Prompt →
State only how many lines contain the string "Хемчикского".

*** Given information

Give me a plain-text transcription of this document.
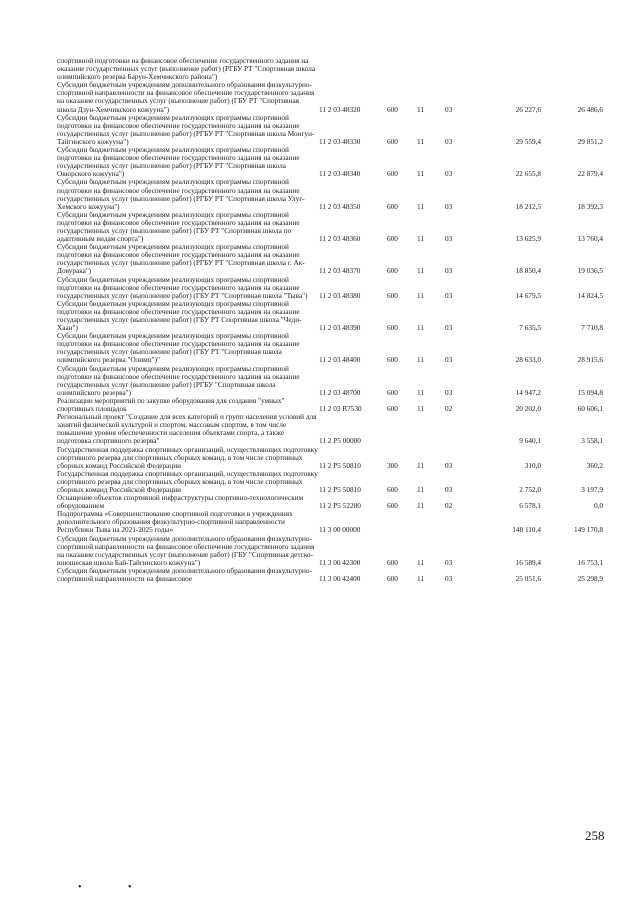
спортивной подготовки на финансовое обеспечение государственного задания на оказание государственных услуг (выполнение работ) (РГБУ РТ "Спортивная школа олимпийского резерва Барун-Хемчикского района")						
Субсидии бюджетным учреждениям дополнительного образования физкультурно-спортивной направленности на финансовое обеспечение государственного задания на оказание государственных услуг (выполнение работ) (ГБУ РТ "Спортивная школа Дзун-Хемчикского кожууна")	11 2 03 48320	600	11	03	26 227,6	26 486,6
Субсидии бюджетным учреждениям реализующих программы спортивной подготовки на финансовое обеспечение государственного задания на оказание государственных услуг (выполнение работ) (РГБУ РТ "Спортивная школа Монгун-Тайгинского кожууна")	11 2 03 48330	600	11	03	29 559,4	29 851,2
Субсидии бюджетным учреждениям реализующих программы спортивной подготовки на финансовое обеспечение государственного задания на оказание государственных услуг (выполнение работ) (РГБУ РТ "Спортивная школа Овюрского кожууна")	11 2 03 48340	600	11	03	22 655,8	22 879,4
Субсидии бюджетным учреждениям реализующих программы спортивной подготовки на финансовое обеспечение государственного задания на оказание государственных услуг (выполнение работ) (РГБУ РТ "Спортивная школа Улуг-Хемского кожууна")	11 2 03 48350	600	11	03	18 212,5	18 392,3
Субсидии бюджетным учреждениям реализующих программы спортивной подготовки на финансовое обеспечение государственного задания на оказание государственных услуг (выполнение работ) (ГБУ РТ "Спортивная школа по адаптивным видам спорта")	11 2 03 48360	600	11	03	13 625,9	13 760,4
Субсидии бюджетным учреждениям реализующих программы спортивной подготовки на финансовое обеспечение государственного задания на оказание государственных услуг (выполнение работ) (РГБУ РТ "Спортивная школа г. Ак-Довурака")	11 2 03 48370	600	11	03	18 850,4	19 036,5
Субсидии бюджетным учреждениям реализующих программы спортивной подготовки на финансовое обеспечение государственного задания на оказание государственных услуг (выполнение работ) (ГБУ РТ "Спортивная школа "Тыва")	11 2 03 48380	600	11	03	14 679,5	14 824,5
Субсидии бюджетным учреждениям реализующих программы спортивной подготовки на финансовое обеспечение государственного задания на оказание государственных услуг (выполнение работ) (ГБУ РТ Спортивная школа "Чеди-Хаан")	11 2 03 48390	600	11	03	7 635,5	7 710,8
Субсидии бюджетным учреждениям реализующих программы спортивной подготовки на финансовое обеспечение государственного задания на оказание государственных услуг (выполнение работ) (ГБУ РТ "Спортивная школа олимпийского резерва "Олимп")"	11 2 03 48400	600	11	03	28 633,0	28 915,6
Субсидии бюджетным учреждениям реализующих программы спортивной подготовки на финансовое обеспечение государственного задания на оказание государственных услуг (выполнение работ) (РГБУ "Спортивная школа олимпийского резерва")	11 2 03 48700	600	11	03	14 947,2	15 094,8
Реализации мероприятий по закупке оборудования для создания "умных" спортивных площадок	11 2 03 R7530	600	11	02	20 202,0	60 606,1
Региональный проект "Создание для всех категорий и групп населения условий для занятий физической культурой и спортом, массовым спортом, в том числе повышение уровня обеспеченности населения объектами спорта, а также подготовка спортивного резерва"	11 2 P5 00000				9 640,1	3 558,1
Государственная поддержка спортивных организаций, осуществляющих подготовку спортивного резерва для спортивных сборных команд, в том числе спортивных сборных команд Российской Федерации	11 2 P5 50810	300	11	03	310,0	360,2
Государственная поддержка спортивных организаций, осуществляющих подготовку спортивного резерва для спортивных сборных команд, в том числе спортивных сборных команд Российской Федерации	11 2 P5 50810	600	11	03	2 752,0	3 197,9
Оснащение объектов спортивной инфраструктуры спортивно-технологическим оборудованием	11 2 P5 52280	600	11	02	6 578,1	0,0
Подпрограмма «Совершенствование спортивной подготовки в учреждениях дополнительного образования физкультурно-спортивной направленности Республики Тыва на 2021-2025 годы»	11 3 00 00000				148 110,4	149 170,8
Субсидии бюджетным учреждениям дополнительного образования физкультурно-спортивной направленности на финансовое обеспечение государственного задания на оказание государственных услуг (выполнение работ) (ГБУ "Спортивная детско-юношеская школа Бай-Тайгинского кожууна")	11 3 00 42300	600	11	03	16 589,4	16 753,1
Субсидии бюджетным учреждениям дополнительного образования физкультурно-спортивной направленности на финансовое	11 3 00 42400	600	11	03	25 051,6	25 298,9
258
• •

******

Output →
2